Directions for this task: Can you set out every line of the listing below as a numbered list, leaving out any blank lines?

□ □ □ □ □

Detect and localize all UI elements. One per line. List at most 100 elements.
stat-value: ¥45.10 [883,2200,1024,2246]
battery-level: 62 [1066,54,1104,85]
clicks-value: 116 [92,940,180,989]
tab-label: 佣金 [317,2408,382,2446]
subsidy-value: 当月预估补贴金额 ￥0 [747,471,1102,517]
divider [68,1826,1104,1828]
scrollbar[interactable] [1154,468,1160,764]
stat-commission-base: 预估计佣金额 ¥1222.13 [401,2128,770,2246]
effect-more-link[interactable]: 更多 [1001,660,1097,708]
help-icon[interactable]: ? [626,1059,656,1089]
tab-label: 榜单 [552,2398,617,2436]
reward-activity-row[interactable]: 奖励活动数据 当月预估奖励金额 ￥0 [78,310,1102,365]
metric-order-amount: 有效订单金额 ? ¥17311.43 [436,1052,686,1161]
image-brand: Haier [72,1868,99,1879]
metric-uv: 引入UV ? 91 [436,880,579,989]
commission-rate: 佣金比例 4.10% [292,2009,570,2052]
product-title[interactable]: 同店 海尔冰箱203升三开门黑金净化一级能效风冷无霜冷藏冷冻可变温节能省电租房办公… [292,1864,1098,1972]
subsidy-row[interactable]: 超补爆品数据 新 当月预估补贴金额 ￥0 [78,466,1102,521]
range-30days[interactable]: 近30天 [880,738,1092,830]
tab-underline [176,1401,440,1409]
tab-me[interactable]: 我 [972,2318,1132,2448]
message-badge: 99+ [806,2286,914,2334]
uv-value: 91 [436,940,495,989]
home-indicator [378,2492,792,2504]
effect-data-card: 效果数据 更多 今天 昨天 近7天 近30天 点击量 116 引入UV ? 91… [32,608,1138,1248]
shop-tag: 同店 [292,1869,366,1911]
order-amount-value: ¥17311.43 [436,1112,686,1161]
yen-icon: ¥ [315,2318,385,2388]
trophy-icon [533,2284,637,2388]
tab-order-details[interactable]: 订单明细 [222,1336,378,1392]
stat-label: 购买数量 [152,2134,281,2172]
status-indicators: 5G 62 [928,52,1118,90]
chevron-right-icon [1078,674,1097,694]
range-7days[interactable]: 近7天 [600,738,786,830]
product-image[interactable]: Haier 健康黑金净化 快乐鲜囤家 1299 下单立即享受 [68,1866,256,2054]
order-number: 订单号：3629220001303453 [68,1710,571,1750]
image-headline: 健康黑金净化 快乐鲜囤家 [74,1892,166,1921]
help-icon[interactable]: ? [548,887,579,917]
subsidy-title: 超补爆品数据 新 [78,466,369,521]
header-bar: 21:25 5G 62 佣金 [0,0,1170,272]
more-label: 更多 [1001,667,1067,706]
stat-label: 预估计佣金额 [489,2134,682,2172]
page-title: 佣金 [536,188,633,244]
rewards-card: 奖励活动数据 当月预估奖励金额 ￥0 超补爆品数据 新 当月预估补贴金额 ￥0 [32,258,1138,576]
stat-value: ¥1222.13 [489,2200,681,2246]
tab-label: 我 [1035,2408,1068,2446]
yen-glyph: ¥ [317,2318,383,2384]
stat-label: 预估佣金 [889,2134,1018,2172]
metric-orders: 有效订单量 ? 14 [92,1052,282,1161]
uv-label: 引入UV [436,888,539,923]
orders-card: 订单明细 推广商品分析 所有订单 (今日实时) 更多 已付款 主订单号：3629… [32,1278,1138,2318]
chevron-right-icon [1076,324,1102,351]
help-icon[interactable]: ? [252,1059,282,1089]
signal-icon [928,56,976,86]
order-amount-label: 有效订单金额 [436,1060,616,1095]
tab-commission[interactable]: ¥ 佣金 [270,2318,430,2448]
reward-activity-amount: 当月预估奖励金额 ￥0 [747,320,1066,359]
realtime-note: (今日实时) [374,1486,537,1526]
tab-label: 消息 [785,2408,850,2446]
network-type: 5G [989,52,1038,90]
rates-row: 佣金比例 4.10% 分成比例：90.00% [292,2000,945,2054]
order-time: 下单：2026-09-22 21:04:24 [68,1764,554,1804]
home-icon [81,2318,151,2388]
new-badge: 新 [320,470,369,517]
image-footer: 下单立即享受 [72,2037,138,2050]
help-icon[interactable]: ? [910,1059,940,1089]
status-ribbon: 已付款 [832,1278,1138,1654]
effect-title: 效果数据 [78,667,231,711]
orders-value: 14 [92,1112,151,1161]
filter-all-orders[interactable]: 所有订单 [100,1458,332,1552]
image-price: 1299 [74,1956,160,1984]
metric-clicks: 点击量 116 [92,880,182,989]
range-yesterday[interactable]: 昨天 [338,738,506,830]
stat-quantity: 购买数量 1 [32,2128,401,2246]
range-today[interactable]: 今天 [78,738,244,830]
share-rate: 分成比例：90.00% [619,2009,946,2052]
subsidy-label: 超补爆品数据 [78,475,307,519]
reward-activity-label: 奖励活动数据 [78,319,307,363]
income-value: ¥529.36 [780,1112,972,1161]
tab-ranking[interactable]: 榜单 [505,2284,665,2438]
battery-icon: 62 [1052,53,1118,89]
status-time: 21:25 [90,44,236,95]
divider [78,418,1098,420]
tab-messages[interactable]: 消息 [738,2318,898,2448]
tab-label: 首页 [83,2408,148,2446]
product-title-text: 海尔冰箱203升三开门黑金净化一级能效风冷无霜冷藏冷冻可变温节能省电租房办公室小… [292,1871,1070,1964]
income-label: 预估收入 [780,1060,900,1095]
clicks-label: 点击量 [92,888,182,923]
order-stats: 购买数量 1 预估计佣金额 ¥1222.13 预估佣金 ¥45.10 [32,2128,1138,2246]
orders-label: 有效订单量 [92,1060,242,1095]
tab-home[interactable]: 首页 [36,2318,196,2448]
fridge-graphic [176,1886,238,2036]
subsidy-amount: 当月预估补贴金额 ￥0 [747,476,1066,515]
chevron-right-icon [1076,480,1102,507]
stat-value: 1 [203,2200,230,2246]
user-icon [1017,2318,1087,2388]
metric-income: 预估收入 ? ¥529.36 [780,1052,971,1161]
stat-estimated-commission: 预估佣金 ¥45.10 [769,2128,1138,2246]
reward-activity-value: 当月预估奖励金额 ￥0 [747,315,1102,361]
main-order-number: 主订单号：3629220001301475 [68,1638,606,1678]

□ □ □ □ □

Response below:
1. Detect and localize all UI elements. One per line. List at most 100 elements.
2. stat-value: ¥45.10 [883,2200,1024,2246]
3. battery-level: 62 [1066,54,1104,85]
4. clicks-value: 116 [92,940,180,989]
5. tab-label: 佣金 [317,2408,382,2446]
6. subsidy-value: 当月预估补贴金额 ￥0 [747,471,1102,517]
7. divider [68,1826,1104,1828]
8. scrollbar[interactable] [1154,468,1160,764]
9. stat-commission-base: 预估计佣金额 ¥1222.13 [401,2128,770,2246]
10. effect-more-link[interactable]: 更多 [1001,660,1097,708]
11. help-icon[interactable]: ? [626,1059,656,1089]
12. tab-label: 榜单 [552,2398,617,2436]
13. reward-activity-row[interactable]: 奖励活动数据 当月预估奖励金额 ￥0 [78,310,1102,365]
14. metric-order-amount: 有效订单金额 ? ¥17311.43 [436,1052,686,1161]
15. image-brand: Haier [72,1868,99,1879]
16. metric-uv: 引入UV ? 91 [436,880,579,989]
17. commission-rate: 佣金比例 4.10% [292,2009,570,2052]
18. product-title[interactable]: 同店 海尔冰箱203升三开门黑金净化一级能效风冷无霜冷藏冷冻可变温节能省电租房办公… [292,1864,1098,1972]
19. subsidy-row[interactable]: 超补爆品数据 新 当月预估补贴金额 ￥0 [78,466,1102,521]
20. range-30days[interactable]: 近30天 [880,738,1092,830]
21. tab-underline [176,1401,440,1409]
22. tab-me[interactable]: 我 [972,2318,1132,2448]
23. message-badge: 99+ [806,2286,914,2334]
24. uv-value: 91 [436,940,495,989]
25. home-indicator [378,2492,792,2504]
26. effect-data-card: 效果数据 更多 今天 昨天 近7天 近30天 点击量 116 引入UV ? 91… [32,608,1138,1248]
27. shop-tag: 同店 [292,1869,366,1911]
28. order-amount-value: ¥17311.43 [436,1112,686,1161]
29. yen-icon: ¥ [315,2318,385,2388]
30. trophy-icon [533,2284,637,2388]
31. tab-order-details[interactable]: 订单明细 [222,1336,378,1392]
32. stat-label: 购买数量 [152,2134,281,2172]
33. status-indicators: 5G 62 [928,52,1118,90]
34. chevron-right-icon [1078,674,1097,694]
35. range-7days[interactable]: 近7天 [600,738,786,830]
36. product-image[interactable]: Haier 健康黑金净化 快乐鲜囤家 1299 下单立即享受 [68,1866,256,2054]
37. order-number: 订单号：3629220001303453 [68,1710,571,1750]
38. image-headline: 健康黑金净化 快乐鲜囤家 [74,1892,166,1921]
39. help-icon[interactable]: ? [548,887,579,917]
40. subsidy-title: 超补爆品数据 新 [78,466,369,521]
41. header-bar: 21:25 5G 62 佣金 [0,0,1170,272]
42. more-label: 更多 [1001,667,1067,706]
43. stat-label: 预估计佣金额 [489,2134,682,2172]
44. page-title: 佣金 [536,188,633,244]
45. rewards-card: 奖励活动数据 当月预估奖励金额 ￥0 超补爆品数据 新 当月预估补贴金额 ￥0 [32,258,1138,576]
46. stat-value: ¥1222.13 [489,2200,681,2246]
47. tab-label: 我 [1035,2408,1068,2446]
48. yen-glyph: ¥ [317,2318,383,2384]
49. stat-label: 预估佣金 [889,2134,1018,2172]
50. metric-orders: 有效订单量 ? 14 [92,1052,282,1161]
51. uv-label: 引入UV [436,888,539,923]
52. orders-card: 订单明细 推广商品分析 所有订单 (今日实时) 更多 已付款 主订单号：3629… [32,1278,1138,2318]
53. chevron-right-icon [1076,324,1102,351]
54. help-icon[interactable]: ? [252,1059,282,1089]
55. signal-icon [928,56,976,86]
56. order-amount-label: 有效订单金额 [436,1060,616,1095]
57. tab-commission[interactable]: ¥ 佣金 [270,2318,430,2448]
58. reward-activity-amount: 当月预估奖励金额 ￥0 [747,320,1066,359]
59. realtime-note: (今日实时) [374,1486,537,1526]
60. tab-label: 消息 [785,2408,850,2446]
61. network-type: 5G [989,52,1038,90]
62. rates-row: 佣金比例 4.10% 分成比例：90.00% [292,2000,945,2054]
63. order-time: 下单：2026-09-22 21:04:24 [68,1764,554,1804]
64. home-icon [81,2318,151,2388]
65. new-badge: 新 [320,470,369,517]
66. image-footer: 下单立即享受 [72,2037,138,2050]
67. help-icon[interactable]: ? [910,1059,940,1089]
68. status-ribbon: 已付款 [832,1278,1138,1654]
69. effect-title: 效果数据 [78,667,231,711]
70. orders-value: 14 [92,1112,151,1161]
71. filter-all-orders[interactable]: 所有订单 [100,1458,332,1552]
72. image-price: 1299 [74,1956,160,1984]
73. metric-clicks: 点击量 116 [92,880,182,989]
74. range-yesterday[interactable]: 昨天 [338,738,506,830]
75. stat-quantity: 购买数量 1 [32,2128,401,2246]
76. range-today[interactable]: 今天 [78,738,244,830]
77. share-rate: 分成比例：90.00% [619,2009,946,2052]
78. subsidy-label: 超补爆品数据 [78,475,307,519]
79. reward-activity-label: 奖励活动数据 [78,319,307,363]
80. income-value: ¥529.36 [780,1112,972,1161]
81. tab-ranking[interactable]: 榜单 [505,2284,665,2438]
82. battery-icon: 62 [1052,53,1118,89]
83. status-time: 21:25 [90,44,236,95]
84. divider [78,418,1098,420]
85. tab-messages[interactable]: 消息 [738,2318,898,2448]
86. tab-label: 首页 [83,2408,148,2446]
87. product-title-text: 海尔冰箱203升三开门黑金净化一级能效风冷无霜冷藏冷冻可变温节能省电租房办公室小… [292,1871,1070,1964]
88. income-label: 预估收入 [780,1060,900,1095]
89. clicks-label: 点击量 [92,888,182,923]
90. order-stats: 购买数量 1 预估计佣金额 ¥1222.13 预估佣金 ¥45.10 [32,2128,1138,2246]
91. orders-label: 有效订单量 [92,1060,242,1095]
92. tab-home[interactable]: 首页 [36,2318,196,2448]
93. fridge-graphic [176,1886,238,2036]
94. subsidy-amount: 当月预估补贴金额 ￥0 [747,476,1066,515]
95. chevron-right-icon [1076,480,1102,507]
96. stat-value: 1 [203,2200,230,2246]
97. user-icon [1017,2318,1087,2388]
98. metric-income: 预估收入 ? ¥529.36 [780,1052,971,1161]
99. stat-estimated-commission: 预估佣金 ¥45.10 [769,2128,1138,2246]
100. reward-activity-value: 当月预估奖励金额 ￥0 [747,315,1102,361]
101. main-order-number: 主订单号：3629220001301475 [68,1638,606,1678]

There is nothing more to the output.